Records supplied:
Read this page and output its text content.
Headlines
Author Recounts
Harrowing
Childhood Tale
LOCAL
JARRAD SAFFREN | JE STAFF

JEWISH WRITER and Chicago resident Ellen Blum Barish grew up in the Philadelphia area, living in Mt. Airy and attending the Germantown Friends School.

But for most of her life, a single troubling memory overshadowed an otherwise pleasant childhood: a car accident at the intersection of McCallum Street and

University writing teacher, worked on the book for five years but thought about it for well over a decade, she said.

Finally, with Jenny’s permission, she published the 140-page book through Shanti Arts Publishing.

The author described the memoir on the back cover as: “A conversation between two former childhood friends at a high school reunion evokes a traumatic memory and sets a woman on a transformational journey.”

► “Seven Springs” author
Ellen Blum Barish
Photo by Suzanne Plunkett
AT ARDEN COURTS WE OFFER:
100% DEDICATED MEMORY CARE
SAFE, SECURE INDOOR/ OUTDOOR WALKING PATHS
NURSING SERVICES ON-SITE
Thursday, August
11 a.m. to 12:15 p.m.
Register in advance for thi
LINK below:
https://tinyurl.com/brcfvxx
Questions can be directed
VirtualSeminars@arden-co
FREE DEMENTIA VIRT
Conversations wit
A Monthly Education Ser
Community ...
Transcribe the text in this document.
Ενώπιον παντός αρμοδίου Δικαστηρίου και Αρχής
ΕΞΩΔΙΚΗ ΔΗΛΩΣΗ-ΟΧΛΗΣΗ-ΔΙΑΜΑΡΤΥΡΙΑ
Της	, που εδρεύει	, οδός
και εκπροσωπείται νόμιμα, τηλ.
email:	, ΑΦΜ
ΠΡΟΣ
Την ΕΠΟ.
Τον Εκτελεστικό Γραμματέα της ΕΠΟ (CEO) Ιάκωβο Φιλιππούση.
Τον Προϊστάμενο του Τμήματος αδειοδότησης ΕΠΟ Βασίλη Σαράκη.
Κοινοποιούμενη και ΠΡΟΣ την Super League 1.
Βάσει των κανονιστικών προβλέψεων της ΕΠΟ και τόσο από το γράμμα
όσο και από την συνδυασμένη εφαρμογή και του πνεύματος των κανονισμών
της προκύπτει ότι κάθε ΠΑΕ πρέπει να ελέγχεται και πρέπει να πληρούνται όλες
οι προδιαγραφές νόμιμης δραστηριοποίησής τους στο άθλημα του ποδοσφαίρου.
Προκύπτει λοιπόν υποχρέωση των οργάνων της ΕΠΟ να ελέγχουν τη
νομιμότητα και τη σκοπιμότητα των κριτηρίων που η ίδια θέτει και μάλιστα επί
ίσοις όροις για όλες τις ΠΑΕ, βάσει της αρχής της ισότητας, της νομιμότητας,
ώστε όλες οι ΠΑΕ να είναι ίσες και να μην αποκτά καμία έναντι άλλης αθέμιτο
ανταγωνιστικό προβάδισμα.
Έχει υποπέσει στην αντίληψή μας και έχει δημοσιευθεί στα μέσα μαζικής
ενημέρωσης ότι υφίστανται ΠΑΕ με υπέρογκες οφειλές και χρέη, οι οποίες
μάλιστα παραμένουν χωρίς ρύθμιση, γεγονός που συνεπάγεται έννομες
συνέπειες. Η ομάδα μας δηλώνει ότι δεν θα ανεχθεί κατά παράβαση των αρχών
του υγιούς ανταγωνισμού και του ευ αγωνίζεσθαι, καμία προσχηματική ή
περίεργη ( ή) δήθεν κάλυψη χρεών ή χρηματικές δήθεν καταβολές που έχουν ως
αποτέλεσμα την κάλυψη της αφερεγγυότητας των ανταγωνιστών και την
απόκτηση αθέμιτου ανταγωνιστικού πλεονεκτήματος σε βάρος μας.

Exercise objective:
In the entries above, find lines with "Ellen" and copy each.

Solution to the problem:
JEWISH WRITER and Chicago resident Ellen Blum Barish grew up in the Philadelphia area, living in Mt. Airy and attending the Germantown Friends School.
Ellen Blum Barish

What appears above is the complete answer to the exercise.